**Dataset rows**
-.-.-

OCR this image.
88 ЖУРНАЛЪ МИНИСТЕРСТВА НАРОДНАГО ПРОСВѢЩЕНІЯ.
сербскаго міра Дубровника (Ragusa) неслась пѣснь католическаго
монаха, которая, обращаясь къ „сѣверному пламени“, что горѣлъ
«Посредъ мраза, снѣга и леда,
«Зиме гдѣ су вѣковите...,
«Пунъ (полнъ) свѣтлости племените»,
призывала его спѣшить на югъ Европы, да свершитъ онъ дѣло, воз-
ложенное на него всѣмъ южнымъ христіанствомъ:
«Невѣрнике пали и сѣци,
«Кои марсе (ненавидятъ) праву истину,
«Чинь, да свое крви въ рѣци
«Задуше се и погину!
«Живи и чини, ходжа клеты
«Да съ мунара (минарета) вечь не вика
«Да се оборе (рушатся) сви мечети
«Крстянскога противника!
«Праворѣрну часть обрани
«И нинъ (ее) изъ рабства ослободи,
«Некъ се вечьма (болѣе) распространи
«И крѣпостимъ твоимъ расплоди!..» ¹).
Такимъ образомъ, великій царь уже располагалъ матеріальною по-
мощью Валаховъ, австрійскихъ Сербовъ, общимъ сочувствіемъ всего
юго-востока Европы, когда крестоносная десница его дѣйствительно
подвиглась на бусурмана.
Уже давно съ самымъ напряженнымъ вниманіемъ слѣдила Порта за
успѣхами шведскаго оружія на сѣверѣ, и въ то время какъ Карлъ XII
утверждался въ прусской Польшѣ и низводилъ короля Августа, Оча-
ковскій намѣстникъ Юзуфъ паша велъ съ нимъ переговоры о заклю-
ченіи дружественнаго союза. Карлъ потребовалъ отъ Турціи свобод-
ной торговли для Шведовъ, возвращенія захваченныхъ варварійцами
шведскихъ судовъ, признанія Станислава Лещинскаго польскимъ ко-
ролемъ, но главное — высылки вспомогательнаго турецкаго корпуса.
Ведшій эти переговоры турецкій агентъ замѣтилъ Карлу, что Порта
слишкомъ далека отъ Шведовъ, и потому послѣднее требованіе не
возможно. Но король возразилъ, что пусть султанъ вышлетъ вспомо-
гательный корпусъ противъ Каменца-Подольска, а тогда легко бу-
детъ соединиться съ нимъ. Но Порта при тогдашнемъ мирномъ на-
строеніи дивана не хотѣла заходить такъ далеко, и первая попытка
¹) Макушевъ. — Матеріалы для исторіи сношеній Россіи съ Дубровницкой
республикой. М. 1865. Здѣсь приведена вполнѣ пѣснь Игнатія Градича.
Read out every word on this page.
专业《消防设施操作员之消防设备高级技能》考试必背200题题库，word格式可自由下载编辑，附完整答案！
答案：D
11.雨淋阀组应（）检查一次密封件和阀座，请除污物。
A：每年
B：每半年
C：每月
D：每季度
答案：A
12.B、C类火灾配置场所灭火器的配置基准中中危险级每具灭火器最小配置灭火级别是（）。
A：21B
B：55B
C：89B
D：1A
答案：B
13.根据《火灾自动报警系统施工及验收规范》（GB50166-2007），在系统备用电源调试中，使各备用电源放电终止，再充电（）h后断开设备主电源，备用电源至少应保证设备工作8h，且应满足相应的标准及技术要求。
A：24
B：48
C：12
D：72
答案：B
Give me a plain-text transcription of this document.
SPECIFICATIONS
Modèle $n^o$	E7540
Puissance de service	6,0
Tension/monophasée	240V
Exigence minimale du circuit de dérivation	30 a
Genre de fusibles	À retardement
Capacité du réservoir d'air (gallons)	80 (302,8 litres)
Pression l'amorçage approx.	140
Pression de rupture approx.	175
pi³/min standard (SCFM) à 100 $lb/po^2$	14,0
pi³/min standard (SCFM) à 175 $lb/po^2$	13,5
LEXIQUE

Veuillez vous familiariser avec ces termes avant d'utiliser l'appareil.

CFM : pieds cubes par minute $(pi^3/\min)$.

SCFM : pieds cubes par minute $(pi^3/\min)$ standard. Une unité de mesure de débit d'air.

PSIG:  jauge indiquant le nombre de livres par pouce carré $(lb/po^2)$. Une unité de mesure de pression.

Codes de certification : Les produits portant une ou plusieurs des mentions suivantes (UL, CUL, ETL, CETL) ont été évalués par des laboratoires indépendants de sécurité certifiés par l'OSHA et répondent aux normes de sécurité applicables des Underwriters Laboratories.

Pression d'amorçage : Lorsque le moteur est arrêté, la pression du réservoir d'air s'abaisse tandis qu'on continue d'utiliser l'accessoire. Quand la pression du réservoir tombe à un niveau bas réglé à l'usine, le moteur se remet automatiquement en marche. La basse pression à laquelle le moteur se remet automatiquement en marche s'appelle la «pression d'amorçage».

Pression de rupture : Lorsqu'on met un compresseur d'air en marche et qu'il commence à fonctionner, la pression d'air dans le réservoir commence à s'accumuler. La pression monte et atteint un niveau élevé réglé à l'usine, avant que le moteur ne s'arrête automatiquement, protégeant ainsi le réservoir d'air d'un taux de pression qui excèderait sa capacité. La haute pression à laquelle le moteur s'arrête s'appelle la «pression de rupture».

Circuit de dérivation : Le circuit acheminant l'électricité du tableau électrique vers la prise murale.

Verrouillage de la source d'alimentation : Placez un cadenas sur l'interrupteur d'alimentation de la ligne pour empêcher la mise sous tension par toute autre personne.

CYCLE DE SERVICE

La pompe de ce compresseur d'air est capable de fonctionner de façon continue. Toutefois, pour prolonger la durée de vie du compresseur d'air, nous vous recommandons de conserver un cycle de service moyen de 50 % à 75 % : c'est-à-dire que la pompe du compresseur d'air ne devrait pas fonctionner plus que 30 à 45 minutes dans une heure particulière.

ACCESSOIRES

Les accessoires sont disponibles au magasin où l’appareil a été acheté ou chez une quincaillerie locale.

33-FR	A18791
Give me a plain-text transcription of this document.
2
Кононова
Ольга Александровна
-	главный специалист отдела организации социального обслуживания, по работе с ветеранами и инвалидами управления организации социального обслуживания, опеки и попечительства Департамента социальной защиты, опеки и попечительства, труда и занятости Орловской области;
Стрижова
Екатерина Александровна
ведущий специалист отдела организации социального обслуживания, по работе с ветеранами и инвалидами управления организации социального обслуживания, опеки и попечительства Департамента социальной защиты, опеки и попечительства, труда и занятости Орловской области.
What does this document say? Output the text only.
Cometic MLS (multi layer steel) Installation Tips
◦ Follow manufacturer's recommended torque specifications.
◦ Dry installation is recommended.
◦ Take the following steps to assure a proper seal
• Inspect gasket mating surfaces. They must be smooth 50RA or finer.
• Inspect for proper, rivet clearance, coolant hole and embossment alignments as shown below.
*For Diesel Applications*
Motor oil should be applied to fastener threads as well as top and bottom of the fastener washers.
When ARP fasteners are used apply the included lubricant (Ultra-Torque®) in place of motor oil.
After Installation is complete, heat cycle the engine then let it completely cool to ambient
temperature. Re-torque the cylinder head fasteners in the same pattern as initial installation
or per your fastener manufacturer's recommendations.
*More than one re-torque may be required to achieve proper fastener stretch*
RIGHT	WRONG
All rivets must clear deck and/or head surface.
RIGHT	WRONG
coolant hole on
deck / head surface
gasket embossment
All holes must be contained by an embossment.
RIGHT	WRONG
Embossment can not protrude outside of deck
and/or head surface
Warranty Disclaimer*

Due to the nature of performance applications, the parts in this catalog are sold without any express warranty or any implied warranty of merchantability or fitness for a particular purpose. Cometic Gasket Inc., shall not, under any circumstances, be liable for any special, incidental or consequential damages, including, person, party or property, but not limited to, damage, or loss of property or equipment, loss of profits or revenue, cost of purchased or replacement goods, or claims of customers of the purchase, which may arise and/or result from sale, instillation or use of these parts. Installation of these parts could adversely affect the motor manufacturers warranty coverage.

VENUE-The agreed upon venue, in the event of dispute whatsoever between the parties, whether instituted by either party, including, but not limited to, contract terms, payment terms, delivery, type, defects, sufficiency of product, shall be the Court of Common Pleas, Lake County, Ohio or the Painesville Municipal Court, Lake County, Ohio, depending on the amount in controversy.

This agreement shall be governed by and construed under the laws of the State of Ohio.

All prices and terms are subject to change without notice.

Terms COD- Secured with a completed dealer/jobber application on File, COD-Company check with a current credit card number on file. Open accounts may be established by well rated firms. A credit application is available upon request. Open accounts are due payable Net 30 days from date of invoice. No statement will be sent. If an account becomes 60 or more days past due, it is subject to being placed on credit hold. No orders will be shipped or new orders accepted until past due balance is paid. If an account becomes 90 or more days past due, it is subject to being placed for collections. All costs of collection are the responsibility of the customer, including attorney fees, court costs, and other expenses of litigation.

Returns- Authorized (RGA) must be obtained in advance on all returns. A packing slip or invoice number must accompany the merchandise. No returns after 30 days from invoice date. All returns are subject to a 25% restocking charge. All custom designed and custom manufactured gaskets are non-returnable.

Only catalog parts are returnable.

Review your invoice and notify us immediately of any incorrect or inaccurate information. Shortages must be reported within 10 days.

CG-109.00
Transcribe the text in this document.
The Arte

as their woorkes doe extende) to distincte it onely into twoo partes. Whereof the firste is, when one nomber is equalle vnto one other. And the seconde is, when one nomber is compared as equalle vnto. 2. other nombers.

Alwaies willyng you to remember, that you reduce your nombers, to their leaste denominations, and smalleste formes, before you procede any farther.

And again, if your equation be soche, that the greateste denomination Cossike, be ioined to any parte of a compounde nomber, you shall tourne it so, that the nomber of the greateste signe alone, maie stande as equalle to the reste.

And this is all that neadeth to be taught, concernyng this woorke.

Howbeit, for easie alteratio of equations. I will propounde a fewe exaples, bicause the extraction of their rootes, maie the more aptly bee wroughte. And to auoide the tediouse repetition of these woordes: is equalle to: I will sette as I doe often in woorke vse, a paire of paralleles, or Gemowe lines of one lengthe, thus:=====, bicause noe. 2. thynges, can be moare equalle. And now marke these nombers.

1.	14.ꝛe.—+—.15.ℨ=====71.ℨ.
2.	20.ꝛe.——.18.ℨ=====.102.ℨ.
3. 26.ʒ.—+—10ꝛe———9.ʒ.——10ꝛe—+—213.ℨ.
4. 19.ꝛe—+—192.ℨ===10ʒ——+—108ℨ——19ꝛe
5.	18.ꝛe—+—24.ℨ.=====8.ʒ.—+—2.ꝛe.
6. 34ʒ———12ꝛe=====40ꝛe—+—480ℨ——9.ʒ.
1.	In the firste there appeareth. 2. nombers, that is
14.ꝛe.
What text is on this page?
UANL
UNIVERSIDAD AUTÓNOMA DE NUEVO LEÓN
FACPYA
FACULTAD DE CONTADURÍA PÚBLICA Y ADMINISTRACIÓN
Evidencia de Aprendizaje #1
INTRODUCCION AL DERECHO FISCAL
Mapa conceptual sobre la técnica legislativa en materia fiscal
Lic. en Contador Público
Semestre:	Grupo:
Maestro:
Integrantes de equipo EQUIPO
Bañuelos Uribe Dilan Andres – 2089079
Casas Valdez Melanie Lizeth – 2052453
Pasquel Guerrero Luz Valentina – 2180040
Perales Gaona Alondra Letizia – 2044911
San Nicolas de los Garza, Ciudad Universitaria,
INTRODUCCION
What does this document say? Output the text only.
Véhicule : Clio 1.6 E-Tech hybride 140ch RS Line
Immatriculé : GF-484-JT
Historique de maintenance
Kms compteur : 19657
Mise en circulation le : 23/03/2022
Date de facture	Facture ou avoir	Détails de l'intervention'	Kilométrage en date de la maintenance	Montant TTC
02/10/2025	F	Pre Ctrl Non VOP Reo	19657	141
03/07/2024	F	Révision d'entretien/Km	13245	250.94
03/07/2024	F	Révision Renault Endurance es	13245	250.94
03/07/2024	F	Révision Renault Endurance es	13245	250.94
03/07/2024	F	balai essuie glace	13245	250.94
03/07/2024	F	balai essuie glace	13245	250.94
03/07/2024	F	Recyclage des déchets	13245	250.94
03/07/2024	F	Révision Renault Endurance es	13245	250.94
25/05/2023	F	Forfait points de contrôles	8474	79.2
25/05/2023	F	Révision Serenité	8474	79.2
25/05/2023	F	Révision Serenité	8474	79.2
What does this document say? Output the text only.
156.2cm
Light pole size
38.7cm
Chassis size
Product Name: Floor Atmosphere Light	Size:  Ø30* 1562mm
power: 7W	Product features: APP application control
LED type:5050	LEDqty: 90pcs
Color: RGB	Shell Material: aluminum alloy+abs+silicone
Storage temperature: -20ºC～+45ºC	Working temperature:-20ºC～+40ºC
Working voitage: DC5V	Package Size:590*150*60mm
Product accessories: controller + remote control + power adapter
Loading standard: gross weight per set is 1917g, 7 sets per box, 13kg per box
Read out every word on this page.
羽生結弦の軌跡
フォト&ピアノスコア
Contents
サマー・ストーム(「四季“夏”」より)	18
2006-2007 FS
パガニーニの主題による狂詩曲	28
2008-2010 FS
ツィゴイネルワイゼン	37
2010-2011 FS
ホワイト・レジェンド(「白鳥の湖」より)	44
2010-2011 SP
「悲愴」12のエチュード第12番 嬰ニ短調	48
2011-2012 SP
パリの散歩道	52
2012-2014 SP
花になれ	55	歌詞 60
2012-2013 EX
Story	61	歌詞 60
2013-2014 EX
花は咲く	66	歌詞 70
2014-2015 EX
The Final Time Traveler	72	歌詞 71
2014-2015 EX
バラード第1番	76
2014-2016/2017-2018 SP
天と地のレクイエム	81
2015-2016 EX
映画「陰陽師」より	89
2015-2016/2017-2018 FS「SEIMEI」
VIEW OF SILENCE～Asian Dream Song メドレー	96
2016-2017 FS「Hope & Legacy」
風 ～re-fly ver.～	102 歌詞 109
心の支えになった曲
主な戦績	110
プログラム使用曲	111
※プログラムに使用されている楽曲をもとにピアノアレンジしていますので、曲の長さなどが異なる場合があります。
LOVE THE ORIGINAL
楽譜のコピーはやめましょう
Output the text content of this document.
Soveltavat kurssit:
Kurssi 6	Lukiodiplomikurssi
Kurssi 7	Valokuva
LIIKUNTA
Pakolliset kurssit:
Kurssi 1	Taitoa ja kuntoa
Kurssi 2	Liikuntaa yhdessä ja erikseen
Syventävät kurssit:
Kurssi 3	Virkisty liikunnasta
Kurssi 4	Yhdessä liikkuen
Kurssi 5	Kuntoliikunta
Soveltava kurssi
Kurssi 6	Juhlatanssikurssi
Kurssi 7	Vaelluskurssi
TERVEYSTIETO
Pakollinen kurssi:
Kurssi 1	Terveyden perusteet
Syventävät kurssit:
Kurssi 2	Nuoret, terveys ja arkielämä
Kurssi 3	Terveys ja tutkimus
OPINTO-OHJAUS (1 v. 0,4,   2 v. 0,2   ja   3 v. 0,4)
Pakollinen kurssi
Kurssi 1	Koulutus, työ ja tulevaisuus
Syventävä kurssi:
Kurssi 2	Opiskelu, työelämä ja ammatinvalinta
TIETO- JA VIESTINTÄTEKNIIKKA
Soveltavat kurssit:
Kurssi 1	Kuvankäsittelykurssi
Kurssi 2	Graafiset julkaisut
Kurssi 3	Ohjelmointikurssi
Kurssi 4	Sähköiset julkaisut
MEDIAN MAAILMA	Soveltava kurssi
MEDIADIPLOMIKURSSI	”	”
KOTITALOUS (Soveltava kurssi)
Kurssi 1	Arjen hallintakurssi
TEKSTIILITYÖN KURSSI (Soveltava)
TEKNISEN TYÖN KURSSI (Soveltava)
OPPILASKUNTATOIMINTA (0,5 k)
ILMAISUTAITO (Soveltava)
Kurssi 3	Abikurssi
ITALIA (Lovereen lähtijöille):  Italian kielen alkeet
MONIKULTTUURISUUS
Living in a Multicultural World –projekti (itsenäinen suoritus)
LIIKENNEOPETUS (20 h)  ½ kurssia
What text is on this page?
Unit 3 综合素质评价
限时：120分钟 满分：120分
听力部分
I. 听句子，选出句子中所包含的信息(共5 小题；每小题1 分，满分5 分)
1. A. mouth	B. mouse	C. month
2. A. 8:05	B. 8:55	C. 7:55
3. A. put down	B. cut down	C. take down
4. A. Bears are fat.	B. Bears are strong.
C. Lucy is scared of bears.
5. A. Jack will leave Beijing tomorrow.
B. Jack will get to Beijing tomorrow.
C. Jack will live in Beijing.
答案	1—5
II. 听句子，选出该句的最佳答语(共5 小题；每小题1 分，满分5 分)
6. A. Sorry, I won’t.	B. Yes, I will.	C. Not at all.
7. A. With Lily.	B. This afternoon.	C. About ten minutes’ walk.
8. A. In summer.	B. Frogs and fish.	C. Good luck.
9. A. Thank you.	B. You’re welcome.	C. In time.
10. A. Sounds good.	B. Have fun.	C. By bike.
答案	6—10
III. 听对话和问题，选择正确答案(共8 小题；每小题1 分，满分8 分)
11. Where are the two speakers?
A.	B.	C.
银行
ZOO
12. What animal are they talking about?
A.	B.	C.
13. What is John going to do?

-.-.-

**Stated exercise**
Copy out every line from the records that has the word "Карлъ".

**Written response**
успѣхами шведскаго оружія на сѣверѣ, и въ то время какъ Карлъ XII
ченіи дружественнаго союза. Карлъ потребовалъ отъ Турціи свобод-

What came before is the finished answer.